## Materials provided
(begin)

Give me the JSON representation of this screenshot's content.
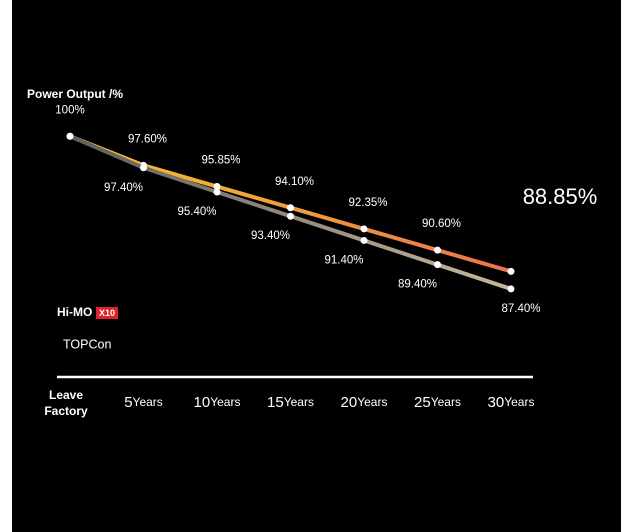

(end)
(begin)

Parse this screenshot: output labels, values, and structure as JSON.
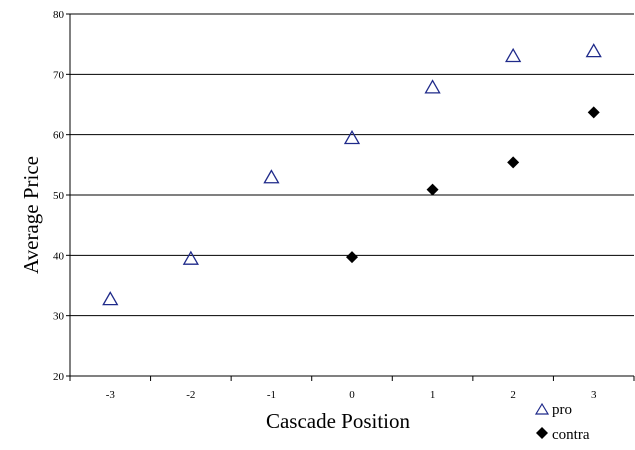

(end)
(begin)

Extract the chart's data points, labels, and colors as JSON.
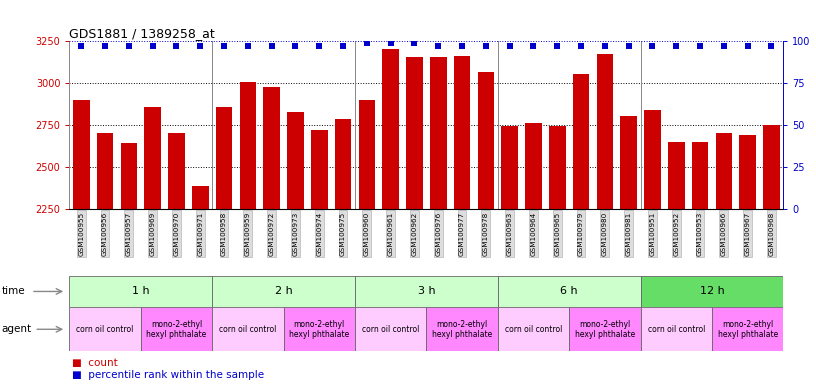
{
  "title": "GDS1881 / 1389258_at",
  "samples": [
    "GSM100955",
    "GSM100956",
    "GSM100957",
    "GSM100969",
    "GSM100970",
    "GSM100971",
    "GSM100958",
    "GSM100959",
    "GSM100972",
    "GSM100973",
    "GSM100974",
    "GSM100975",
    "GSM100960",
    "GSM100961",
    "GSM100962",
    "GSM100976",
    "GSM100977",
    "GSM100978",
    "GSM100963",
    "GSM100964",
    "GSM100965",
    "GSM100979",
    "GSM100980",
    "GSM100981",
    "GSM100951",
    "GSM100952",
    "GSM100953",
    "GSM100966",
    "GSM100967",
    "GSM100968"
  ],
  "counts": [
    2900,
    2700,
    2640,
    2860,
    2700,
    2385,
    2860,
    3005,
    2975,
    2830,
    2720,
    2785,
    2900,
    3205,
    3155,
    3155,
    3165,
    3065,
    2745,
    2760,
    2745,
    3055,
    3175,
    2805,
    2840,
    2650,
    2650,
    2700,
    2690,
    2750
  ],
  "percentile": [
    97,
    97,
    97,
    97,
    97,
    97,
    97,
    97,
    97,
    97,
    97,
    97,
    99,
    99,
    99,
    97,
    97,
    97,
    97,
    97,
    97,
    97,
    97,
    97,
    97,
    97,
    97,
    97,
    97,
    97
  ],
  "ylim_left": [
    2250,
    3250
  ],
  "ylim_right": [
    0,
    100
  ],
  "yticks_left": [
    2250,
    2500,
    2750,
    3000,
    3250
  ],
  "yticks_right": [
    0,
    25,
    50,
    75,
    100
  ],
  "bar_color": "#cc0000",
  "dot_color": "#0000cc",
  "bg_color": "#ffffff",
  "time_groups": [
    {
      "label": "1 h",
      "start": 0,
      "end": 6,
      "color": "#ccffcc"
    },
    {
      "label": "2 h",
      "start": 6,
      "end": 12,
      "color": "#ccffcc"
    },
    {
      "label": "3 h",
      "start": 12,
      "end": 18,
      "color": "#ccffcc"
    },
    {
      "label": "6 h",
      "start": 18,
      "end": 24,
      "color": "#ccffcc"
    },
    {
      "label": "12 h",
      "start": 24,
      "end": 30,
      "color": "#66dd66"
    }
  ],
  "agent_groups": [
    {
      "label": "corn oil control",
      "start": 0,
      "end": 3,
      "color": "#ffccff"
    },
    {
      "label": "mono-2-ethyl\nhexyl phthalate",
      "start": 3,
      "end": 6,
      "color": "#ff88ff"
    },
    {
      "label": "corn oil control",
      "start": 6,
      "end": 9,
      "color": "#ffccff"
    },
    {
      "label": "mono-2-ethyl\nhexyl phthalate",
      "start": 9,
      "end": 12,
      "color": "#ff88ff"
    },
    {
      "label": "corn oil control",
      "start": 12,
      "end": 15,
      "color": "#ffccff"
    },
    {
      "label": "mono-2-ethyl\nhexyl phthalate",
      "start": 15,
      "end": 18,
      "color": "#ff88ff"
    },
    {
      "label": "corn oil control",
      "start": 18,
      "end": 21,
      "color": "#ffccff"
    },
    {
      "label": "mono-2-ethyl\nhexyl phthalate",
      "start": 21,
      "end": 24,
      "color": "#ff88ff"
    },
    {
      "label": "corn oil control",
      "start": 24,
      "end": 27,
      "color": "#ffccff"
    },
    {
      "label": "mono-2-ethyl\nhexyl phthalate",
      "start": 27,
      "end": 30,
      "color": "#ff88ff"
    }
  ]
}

(end)

## What to do
Collect every line from the records above that contains the word "this".

## The completed task
Give me the JSON representation of this screenshot's content.
Parse this screenshot: output labels, values, and structure as JSON.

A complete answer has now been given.